<<<<

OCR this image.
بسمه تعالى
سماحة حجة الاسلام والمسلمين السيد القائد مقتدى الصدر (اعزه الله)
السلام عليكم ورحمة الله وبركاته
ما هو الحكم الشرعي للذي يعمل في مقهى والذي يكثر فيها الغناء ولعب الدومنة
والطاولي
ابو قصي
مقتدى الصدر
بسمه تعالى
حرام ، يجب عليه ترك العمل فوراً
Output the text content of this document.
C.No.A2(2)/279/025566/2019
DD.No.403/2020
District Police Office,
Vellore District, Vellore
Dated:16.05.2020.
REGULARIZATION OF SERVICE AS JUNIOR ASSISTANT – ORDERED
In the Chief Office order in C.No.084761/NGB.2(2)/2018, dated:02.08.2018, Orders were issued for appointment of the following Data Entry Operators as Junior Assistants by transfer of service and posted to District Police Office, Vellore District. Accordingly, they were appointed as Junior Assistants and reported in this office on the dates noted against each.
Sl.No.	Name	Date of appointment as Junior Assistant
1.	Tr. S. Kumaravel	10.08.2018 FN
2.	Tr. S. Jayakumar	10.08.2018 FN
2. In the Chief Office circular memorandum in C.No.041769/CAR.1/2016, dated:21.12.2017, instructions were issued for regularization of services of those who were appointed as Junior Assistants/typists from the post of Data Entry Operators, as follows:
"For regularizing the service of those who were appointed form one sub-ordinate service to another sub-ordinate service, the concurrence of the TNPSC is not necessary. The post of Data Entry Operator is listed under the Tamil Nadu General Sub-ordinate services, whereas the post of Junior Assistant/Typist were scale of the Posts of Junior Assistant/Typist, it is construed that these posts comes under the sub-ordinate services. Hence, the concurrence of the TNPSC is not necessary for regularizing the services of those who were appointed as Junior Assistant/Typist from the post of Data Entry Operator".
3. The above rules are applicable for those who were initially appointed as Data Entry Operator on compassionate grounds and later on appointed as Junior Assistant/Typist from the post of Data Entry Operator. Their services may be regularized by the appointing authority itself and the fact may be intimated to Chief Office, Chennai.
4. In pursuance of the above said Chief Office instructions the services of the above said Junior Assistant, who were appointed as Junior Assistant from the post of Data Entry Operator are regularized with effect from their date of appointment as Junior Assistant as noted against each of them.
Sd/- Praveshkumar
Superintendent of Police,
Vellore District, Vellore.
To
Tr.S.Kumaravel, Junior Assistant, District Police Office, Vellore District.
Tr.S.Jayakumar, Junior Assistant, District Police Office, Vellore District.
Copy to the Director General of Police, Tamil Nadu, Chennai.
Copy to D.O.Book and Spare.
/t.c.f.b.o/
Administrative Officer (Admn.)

>>>>

→ Your goal
How many lines in the listing above contain the string "Kumaravel"? Answer with the number only.

→ Answer to this problem
2